(Listing):
:::::

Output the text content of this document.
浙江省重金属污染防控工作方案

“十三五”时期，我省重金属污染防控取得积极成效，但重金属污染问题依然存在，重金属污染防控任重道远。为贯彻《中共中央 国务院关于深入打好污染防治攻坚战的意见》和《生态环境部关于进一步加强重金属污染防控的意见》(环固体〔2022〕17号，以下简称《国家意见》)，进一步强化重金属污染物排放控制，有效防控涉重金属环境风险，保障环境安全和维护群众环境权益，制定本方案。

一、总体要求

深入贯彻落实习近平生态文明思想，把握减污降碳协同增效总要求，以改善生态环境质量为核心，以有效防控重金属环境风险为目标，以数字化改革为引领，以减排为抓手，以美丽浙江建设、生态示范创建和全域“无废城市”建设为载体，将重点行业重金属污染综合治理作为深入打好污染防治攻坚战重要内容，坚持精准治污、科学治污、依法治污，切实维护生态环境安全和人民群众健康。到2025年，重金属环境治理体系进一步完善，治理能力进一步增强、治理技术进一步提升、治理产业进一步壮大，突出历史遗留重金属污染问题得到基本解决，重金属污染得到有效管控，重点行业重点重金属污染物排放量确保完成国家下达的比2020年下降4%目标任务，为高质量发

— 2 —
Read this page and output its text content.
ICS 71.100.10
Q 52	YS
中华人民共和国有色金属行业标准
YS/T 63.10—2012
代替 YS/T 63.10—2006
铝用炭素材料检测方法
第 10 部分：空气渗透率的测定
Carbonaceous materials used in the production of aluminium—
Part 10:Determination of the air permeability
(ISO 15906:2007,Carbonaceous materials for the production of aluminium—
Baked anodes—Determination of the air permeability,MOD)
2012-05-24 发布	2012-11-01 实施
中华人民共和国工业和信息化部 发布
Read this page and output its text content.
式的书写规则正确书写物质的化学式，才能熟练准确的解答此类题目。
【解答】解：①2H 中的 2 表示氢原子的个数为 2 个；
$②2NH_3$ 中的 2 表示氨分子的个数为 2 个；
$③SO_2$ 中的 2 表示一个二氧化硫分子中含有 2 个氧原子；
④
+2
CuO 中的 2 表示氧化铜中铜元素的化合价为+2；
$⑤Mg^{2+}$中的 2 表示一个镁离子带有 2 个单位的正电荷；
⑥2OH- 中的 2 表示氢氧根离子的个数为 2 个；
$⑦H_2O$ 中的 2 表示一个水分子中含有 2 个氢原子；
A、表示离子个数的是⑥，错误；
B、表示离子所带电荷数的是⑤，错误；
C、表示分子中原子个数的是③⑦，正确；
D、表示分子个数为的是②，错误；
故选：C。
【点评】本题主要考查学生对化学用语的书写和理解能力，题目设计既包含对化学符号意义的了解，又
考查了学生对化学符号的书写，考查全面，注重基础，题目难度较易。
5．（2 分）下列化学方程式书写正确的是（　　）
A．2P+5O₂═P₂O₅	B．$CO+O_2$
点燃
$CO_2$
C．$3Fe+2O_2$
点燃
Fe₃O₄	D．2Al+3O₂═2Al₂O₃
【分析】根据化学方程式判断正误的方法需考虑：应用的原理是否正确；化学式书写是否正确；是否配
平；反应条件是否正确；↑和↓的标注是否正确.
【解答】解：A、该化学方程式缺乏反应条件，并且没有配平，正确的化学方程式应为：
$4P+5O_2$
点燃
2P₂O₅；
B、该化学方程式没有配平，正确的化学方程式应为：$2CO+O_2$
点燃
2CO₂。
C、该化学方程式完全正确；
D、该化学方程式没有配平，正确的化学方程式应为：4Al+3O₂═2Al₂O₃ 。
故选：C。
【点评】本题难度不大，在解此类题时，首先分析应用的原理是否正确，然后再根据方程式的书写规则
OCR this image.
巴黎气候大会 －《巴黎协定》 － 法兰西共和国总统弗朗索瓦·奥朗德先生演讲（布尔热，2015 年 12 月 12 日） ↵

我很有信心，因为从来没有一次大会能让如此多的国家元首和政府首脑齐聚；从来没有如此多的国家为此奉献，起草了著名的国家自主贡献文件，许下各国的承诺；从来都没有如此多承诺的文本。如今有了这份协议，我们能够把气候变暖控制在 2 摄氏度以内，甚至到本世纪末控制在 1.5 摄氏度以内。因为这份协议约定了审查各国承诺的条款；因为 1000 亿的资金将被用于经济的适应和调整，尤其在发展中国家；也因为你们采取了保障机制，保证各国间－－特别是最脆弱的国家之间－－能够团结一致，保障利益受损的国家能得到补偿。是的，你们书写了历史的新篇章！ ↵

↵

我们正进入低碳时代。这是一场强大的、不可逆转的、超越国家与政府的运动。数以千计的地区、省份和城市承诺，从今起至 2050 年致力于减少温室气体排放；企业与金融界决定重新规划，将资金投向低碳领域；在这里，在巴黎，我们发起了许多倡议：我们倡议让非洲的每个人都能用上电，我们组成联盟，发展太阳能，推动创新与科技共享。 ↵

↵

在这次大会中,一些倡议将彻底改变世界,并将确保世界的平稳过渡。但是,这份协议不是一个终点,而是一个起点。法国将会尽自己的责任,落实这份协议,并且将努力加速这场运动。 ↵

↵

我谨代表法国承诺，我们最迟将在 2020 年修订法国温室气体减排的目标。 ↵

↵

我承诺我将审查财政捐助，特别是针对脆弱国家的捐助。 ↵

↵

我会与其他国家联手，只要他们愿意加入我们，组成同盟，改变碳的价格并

:::::

(Exercise goal):
In the records above, find each line that holds the word "Carbonaceous"; copy all such lines.

(Result of this task):
Carbonaceous materials used in the production of aluminium—
(ISO 15906:2007,Carbonaceous materials for the production of aluminium—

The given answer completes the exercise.